====== DATA FOR PROCESSING ======
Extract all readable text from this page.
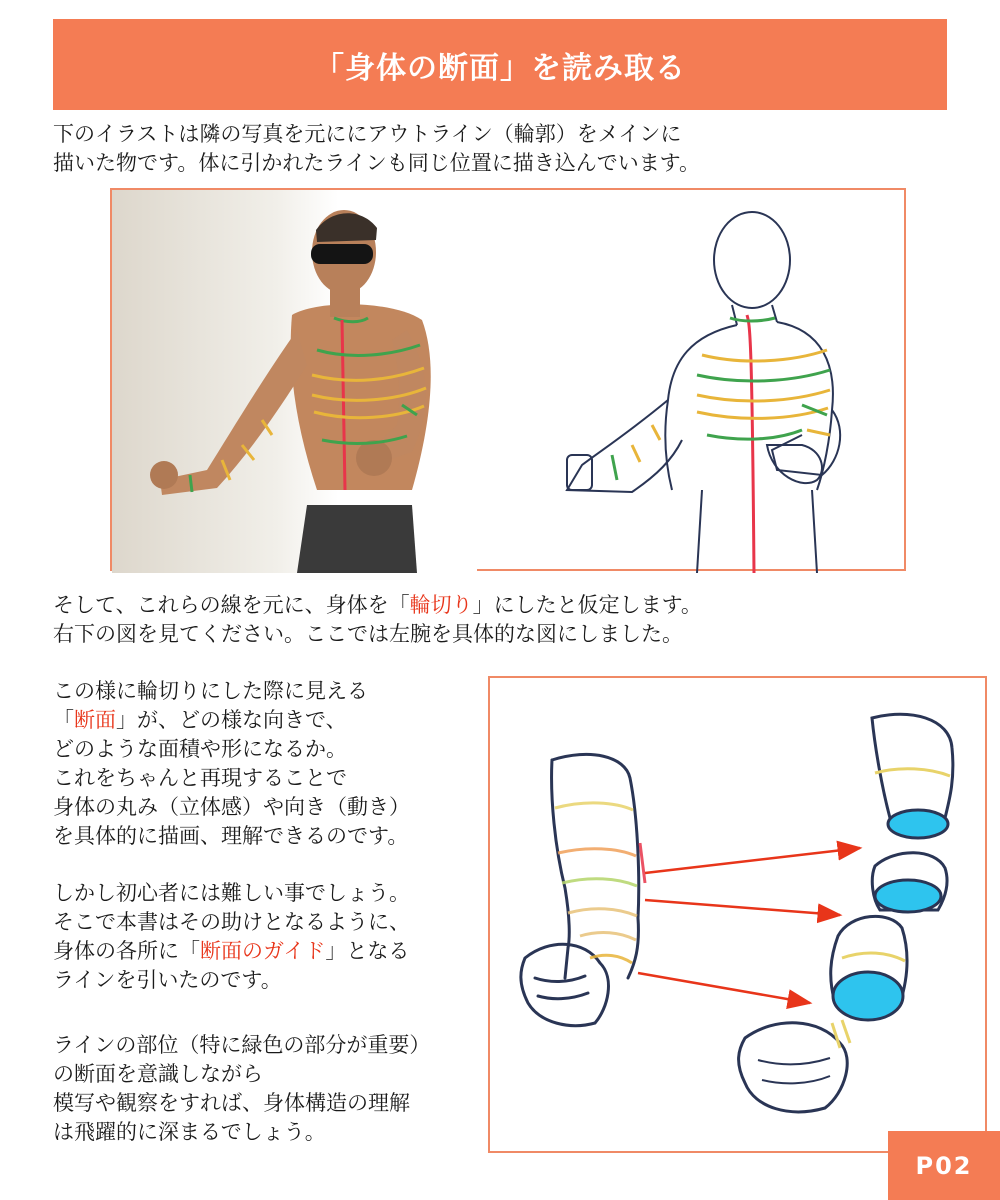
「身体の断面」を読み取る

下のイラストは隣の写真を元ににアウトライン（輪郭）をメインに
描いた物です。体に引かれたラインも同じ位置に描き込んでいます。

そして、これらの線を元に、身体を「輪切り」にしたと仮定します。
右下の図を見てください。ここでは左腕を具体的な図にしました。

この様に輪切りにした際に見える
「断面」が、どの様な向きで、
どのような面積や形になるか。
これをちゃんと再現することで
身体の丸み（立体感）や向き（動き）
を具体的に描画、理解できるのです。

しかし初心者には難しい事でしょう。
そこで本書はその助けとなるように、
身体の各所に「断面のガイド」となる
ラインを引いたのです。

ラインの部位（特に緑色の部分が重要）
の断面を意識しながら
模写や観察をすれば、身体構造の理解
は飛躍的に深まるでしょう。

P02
======
■ EXERCISE GOAL
Restate the full listing verbatim and drop every picture.

■ WRITTEN RESPONSE
Extract all readable text from this page.
「身体の断面」を読み取る

下のイラストは隣の写真を元ににアウトライン（輪郭）をメインに
描いた物です。体に引かれたラインも同じ位置に描き込んでいます。

そして、これらの線を元に、身体を「輪切り」にしたと仮定します。
右下の図を見てください。ここでは左腕を具体的な図にしました。

この様に輪切りにした際に見える
「断面」が、どの様な向きで、
どのような面積や形になるか。
これをちゃんと再現することで
身体の丸み（立体感）や向き（動き）
を具体的に描画、理解できるのです。

しかし初心者には難しい事でしょう。
そこで本書はその助けとなるように、
身体の各所に「断面のガイド」となる
ラインを引いたのです。

ラインの部位（特に緑色の部分が重要）
の断面を意識しながら
模写や観察をすれば、身体構造の理解
は飛躍的に深まるでしょう。

P02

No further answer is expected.